§ Input rows:
_ _ _ _
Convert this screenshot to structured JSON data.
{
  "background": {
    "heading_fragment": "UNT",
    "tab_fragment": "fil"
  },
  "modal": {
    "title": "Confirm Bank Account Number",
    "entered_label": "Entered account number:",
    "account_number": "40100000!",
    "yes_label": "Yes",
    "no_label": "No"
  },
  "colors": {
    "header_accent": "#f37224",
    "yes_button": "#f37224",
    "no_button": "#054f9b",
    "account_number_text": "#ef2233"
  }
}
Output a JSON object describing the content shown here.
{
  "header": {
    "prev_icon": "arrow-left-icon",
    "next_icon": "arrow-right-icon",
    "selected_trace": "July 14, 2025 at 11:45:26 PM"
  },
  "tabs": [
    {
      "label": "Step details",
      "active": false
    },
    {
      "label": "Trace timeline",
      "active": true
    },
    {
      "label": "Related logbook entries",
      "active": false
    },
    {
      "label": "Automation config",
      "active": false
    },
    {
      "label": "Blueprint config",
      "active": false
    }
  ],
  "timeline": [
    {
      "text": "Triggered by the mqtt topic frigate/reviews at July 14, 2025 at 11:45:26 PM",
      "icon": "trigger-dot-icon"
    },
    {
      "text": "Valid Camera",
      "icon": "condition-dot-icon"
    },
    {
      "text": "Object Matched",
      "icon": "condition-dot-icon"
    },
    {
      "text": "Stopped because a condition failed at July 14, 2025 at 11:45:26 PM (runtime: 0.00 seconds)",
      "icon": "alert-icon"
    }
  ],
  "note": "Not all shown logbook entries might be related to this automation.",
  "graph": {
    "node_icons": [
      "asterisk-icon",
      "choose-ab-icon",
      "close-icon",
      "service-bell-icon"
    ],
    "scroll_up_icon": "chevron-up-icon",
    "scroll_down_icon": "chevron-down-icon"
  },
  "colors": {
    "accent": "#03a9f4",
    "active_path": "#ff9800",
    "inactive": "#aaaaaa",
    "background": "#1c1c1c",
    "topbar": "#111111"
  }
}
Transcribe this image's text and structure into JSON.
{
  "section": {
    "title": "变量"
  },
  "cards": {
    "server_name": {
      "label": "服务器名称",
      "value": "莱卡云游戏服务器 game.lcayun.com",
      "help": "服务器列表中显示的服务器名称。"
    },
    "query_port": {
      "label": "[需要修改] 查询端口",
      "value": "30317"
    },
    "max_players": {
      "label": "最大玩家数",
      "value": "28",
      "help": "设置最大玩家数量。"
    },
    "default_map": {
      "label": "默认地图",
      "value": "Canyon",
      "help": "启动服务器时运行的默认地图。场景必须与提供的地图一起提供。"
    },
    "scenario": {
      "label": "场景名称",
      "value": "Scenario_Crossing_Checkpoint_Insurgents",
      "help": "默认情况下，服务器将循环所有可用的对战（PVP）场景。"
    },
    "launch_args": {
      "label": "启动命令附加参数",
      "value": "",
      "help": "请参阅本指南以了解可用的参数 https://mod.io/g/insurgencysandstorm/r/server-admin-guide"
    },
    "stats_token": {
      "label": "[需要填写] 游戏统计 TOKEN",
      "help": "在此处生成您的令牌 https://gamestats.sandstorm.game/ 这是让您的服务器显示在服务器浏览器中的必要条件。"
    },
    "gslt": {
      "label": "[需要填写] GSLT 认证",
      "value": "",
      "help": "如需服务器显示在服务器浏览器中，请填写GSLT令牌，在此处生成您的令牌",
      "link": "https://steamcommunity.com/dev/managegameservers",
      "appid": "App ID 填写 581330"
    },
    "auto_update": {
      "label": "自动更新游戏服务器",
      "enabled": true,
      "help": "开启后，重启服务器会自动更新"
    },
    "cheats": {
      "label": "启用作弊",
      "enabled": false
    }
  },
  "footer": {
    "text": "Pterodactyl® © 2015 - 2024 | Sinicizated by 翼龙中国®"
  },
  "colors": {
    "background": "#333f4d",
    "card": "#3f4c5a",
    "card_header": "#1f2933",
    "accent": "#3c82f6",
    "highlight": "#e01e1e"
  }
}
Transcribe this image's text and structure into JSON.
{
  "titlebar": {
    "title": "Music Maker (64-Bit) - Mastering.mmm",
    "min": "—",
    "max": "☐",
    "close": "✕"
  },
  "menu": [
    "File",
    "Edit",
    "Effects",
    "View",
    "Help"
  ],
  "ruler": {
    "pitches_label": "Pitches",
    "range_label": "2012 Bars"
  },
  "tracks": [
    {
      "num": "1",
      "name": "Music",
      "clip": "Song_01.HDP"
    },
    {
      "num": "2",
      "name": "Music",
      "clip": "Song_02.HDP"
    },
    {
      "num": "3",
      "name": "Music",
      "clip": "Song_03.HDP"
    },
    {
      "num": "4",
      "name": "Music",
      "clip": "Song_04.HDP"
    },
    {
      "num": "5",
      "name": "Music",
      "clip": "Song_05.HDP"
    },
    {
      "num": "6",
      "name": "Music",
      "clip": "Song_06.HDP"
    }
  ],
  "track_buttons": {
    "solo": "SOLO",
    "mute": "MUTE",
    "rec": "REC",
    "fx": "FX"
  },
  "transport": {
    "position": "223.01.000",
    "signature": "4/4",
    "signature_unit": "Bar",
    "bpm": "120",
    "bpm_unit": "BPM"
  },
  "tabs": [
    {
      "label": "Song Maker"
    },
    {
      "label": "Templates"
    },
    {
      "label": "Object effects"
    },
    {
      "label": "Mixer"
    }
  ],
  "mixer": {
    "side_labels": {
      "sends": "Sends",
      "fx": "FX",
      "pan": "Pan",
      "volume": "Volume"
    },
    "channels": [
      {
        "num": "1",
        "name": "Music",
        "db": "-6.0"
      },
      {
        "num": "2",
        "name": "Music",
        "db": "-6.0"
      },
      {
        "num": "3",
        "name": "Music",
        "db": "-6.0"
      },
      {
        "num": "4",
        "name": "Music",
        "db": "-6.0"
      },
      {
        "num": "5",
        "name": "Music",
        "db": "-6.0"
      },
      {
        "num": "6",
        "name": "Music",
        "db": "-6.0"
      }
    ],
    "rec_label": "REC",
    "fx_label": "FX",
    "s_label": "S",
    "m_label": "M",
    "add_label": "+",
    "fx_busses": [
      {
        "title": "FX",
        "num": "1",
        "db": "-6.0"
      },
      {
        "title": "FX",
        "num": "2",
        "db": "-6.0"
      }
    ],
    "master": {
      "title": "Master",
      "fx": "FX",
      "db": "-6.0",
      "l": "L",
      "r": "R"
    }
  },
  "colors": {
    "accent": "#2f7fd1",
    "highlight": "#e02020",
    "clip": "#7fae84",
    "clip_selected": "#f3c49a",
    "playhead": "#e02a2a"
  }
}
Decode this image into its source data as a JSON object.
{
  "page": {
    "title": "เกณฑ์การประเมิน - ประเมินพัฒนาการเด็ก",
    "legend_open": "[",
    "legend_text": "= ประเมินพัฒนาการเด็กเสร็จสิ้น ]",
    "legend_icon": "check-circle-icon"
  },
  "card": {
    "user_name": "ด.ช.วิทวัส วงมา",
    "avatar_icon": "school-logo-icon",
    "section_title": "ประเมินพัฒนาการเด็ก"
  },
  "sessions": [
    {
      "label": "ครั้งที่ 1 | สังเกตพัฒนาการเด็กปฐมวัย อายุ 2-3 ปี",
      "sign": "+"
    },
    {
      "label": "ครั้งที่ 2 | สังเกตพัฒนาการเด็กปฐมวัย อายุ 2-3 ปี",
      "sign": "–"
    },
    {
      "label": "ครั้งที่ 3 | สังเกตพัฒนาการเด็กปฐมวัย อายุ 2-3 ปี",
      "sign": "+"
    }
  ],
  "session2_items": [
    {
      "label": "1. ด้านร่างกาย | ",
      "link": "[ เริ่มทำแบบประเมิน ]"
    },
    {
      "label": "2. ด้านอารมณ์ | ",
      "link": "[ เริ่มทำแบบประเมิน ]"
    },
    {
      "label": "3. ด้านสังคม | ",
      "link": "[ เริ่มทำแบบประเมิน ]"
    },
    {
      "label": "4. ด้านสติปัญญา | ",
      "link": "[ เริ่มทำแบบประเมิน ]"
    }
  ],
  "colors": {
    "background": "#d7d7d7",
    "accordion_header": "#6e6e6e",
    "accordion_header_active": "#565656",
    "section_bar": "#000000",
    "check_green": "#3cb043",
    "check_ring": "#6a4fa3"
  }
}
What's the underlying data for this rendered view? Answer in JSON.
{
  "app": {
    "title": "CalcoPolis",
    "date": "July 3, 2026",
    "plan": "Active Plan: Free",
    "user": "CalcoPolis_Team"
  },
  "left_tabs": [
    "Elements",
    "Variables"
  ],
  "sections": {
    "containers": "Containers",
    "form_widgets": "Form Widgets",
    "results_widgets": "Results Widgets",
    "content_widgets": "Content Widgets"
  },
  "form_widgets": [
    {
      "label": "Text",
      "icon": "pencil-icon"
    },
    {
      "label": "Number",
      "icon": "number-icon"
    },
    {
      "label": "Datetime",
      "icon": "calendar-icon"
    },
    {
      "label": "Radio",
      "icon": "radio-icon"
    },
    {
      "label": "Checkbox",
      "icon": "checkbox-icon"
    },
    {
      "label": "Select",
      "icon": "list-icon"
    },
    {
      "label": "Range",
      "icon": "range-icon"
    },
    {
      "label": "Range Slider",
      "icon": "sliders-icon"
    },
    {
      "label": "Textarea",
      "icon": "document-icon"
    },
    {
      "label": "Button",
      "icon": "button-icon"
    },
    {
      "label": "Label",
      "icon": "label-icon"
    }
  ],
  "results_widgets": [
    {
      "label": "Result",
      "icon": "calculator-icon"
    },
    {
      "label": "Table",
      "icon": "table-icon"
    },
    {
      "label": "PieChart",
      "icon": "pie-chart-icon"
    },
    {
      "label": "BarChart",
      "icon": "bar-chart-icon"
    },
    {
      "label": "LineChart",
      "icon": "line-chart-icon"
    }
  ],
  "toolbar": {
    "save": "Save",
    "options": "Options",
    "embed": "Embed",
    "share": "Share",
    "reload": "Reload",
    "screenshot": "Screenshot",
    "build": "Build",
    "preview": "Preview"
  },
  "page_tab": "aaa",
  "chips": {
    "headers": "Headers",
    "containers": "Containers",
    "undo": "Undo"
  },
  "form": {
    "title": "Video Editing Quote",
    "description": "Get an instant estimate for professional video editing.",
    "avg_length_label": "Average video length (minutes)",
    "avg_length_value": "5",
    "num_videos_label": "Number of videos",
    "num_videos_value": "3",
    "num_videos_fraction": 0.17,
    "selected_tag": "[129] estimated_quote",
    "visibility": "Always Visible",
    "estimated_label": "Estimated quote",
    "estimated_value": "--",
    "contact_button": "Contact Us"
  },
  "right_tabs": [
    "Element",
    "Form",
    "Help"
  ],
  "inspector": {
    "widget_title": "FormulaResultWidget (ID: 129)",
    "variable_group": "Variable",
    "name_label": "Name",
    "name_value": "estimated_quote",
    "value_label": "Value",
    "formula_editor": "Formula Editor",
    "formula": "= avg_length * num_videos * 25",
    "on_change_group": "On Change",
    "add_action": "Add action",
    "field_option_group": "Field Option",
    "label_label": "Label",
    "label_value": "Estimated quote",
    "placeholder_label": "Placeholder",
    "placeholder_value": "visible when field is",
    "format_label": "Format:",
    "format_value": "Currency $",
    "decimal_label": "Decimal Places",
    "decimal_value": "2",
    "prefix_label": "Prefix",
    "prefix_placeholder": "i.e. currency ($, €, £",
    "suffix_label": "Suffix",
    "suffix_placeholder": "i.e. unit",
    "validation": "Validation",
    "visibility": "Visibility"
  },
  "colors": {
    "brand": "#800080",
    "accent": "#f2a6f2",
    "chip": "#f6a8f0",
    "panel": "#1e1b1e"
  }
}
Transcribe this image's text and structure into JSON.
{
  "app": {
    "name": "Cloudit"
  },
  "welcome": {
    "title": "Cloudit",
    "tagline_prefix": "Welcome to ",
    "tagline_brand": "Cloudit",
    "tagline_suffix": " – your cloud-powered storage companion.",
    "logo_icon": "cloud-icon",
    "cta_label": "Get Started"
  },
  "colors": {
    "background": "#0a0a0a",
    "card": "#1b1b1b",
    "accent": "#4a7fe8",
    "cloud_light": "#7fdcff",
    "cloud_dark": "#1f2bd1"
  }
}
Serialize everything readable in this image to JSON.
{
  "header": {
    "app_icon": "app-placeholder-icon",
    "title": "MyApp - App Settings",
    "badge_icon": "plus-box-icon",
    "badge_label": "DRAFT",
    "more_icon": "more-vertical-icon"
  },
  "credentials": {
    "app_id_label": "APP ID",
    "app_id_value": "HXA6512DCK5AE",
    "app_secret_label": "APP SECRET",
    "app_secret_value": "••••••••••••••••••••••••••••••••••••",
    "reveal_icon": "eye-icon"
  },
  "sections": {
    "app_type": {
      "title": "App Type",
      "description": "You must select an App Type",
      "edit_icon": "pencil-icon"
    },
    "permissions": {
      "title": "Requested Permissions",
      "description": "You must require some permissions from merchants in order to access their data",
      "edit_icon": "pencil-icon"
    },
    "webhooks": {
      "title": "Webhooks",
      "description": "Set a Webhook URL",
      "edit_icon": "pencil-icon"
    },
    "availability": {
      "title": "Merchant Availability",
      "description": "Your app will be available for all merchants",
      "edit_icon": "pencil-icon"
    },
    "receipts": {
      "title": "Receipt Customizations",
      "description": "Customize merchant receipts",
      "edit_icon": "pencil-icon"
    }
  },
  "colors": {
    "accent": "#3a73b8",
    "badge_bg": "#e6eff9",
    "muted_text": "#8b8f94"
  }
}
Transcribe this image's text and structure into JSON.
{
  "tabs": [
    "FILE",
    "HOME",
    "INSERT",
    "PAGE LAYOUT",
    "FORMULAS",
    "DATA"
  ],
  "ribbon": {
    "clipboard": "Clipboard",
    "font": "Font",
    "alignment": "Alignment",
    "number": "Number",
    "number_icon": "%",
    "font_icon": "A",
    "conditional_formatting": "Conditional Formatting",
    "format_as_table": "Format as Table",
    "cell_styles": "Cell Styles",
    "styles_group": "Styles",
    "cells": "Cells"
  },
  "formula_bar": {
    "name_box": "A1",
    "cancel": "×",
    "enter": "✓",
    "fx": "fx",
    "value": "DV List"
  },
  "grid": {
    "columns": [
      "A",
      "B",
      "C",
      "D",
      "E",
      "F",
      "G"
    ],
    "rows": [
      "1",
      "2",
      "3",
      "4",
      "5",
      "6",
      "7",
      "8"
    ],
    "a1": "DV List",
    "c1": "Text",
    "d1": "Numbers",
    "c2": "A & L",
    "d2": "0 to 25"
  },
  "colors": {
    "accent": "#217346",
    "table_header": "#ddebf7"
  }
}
_ _ _ _
§ Exercise details: Give only the number of lines in the entries that contain "config".

§ Expected answer: 2